* start Exercise inputs *
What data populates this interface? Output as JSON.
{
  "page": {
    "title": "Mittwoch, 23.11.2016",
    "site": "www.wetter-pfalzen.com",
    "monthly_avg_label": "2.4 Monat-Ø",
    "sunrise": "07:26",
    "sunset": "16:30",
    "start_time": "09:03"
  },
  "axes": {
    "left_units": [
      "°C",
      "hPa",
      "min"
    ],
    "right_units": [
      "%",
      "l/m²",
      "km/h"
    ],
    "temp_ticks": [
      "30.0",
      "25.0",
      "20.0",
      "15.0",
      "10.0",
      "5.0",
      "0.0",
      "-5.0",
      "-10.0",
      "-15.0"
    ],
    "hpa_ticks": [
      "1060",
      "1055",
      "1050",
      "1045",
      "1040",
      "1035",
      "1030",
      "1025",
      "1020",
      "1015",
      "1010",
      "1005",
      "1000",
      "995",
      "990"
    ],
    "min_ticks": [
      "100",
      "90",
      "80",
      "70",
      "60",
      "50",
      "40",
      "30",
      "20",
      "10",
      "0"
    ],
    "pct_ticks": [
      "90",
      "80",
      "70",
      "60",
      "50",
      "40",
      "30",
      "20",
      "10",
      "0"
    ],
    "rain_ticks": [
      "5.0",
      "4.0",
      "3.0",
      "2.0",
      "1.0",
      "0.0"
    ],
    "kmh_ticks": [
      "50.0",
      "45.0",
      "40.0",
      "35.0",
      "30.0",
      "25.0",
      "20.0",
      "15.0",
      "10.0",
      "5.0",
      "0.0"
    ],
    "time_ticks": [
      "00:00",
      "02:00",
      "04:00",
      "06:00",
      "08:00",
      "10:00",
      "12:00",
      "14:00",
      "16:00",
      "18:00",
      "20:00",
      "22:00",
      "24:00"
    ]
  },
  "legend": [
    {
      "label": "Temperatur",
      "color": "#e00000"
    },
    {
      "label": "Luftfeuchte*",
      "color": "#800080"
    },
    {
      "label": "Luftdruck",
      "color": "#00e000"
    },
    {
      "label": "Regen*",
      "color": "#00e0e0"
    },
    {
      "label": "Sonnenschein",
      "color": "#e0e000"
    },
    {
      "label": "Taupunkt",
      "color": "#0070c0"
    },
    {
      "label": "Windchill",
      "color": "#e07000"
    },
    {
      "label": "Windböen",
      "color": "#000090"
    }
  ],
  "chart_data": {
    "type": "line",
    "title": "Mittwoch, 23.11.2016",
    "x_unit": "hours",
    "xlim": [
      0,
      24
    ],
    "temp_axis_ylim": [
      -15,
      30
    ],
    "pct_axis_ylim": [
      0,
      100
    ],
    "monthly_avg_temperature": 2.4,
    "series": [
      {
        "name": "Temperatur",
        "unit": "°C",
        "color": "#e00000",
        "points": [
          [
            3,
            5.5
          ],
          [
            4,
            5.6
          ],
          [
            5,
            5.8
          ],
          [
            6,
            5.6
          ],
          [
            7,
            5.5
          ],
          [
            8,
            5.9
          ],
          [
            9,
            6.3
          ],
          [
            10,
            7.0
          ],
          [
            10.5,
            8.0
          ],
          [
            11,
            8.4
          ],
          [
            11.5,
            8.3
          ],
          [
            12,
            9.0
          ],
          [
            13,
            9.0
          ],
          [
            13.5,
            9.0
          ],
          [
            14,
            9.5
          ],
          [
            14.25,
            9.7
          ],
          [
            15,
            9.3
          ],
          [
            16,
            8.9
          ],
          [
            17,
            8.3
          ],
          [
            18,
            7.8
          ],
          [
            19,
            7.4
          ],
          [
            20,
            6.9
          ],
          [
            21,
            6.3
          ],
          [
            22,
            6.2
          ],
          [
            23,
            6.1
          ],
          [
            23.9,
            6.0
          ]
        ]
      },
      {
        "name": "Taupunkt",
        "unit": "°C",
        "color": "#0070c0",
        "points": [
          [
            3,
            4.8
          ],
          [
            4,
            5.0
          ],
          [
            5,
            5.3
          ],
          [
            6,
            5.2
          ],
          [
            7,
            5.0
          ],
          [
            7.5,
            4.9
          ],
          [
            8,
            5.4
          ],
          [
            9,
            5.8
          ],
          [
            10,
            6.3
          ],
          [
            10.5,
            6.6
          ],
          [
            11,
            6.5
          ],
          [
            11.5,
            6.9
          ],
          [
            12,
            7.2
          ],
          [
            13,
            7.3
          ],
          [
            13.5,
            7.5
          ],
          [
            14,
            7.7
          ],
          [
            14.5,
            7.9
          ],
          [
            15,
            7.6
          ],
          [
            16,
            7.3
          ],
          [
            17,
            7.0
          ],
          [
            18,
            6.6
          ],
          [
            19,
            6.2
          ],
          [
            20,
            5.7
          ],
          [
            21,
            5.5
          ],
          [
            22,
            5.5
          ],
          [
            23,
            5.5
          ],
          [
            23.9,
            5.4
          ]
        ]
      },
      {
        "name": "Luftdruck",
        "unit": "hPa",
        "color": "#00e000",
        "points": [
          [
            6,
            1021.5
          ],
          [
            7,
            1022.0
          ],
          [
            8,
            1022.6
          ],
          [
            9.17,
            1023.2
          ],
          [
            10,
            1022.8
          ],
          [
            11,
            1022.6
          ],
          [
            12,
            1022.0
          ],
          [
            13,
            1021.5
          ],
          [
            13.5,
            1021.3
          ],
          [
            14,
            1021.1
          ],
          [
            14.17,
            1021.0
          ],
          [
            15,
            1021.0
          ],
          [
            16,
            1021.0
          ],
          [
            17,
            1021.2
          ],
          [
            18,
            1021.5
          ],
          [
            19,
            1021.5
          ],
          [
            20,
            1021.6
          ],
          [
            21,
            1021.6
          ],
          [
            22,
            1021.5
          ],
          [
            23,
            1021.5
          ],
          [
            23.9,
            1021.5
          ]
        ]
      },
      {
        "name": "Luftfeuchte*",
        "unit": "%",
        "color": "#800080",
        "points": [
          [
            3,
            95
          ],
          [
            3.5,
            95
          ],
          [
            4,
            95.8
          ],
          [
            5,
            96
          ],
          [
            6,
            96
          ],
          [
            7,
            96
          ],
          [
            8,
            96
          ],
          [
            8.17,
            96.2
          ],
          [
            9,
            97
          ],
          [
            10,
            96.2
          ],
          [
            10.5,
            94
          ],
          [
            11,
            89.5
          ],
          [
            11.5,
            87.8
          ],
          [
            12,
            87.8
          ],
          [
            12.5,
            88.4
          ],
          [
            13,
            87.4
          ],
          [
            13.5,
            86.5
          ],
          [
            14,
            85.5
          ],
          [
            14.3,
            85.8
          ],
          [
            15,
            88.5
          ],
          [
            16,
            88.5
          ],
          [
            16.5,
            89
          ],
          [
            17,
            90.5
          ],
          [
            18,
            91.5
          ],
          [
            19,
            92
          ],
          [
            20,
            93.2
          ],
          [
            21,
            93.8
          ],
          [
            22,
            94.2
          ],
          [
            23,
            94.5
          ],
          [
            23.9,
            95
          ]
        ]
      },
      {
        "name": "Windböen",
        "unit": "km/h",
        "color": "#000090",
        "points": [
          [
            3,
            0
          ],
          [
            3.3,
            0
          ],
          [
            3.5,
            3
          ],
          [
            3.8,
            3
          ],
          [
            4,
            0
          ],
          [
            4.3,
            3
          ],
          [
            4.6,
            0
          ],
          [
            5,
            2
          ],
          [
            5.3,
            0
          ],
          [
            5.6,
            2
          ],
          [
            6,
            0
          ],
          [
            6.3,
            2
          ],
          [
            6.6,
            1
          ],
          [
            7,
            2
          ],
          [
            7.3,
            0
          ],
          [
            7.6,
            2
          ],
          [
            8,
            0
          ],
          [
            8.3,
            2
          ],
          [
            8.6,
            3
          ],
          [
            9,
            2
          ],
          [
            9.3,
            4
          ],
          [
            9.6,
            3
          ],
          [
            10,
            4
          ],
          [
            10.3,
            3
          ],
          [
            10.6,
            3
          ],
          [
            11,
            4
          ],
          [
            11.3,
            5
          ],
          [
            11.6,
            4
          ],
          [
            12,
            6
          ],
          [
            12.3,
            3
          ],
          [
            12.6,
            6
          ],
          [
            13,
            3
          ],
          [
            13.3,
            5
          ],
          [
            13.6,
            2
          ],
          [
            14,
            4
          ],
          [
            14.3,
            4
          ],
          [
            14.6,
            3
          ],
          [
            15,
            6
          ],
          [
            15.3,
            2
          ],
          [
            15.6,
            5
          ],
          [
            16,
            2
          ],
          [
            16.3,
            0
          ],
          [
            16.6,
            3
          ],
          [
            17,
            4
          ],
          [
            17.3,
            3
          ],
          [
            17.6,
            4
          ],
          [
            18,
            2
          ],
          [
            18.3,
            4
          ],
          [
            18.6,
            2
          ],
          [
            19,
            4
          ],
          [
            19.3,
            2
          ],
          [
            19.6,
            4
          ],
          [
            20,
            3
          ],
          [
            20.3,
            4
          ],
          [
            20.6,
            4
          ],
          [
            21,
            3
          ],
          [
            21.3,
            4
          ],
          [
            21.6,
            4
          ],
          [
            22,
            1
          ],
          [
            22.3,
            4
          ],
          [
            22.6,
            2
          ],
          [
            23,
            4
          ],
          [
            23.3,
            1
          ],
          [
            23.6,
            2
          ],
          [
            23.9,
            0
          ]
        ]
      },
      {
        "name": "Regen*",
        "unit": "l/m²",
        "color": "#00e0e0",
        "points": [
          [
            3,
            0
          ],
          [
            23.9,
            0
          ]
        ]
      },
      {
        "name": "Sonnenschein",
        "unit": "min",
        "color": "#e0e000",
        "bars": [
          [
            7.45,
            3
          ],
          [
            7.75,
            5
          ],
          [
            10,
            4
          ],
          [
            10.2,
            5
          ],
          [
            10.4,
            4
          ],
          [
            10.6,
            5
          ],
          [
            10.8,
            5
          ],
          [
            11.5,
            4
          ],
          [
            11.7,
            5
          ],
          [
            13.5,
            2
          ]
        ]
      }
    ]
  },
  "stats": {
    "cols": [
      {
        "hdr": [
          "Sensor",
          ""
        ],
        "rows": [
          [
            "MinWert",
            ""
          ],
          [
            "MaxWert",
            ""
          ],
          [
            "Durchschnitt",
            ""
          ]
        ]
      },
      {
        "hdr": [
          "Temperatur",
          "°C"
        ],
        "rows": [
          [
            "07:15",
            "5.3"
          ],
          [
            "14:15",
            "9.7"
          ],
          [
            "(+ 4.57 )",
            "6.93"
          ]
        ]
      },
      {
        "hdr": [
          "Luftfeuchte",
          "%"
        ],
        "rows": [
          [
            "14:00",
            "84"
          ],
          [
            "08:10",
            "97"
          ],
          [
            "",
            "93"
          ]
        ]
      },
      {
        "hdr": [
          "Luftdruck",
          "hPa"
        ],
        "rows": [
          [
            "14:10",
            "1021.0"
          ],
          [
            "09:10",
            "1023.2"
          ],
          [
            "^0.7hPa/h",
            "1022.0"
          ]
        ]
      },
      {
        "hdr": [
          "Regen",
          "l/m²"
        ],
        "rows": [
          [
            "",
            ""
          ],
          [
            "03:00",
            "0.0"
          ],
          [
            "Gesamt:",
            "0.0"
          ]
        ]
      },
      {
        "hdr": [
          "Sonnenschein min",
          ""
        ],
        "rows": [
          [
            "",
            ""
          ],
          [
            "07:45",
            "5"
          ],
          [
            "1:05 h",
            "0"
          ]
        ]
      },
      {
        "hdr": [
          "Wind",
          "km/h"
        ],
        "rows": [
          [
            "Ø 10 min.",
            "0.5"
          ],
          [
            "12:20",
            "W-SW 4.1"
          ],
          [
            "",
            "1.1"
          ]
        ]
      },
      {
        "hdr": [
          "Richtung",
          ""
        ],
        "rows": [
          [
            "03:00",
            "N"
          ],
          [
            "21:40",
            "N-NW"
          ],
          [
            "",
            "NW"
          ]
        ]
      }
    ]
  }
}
* end Exercise inputs *
Gather every line from the listing above in which the word "name" appears.

Completed task:
        "name": "Temperatur",
        "name": "Taupunkt",
        "name": "Luftdruck",
        "name": "Luftfeuchte*",
        "name": "Windböen",
        "name": "Regen*",
        "name": "Sonnenschein",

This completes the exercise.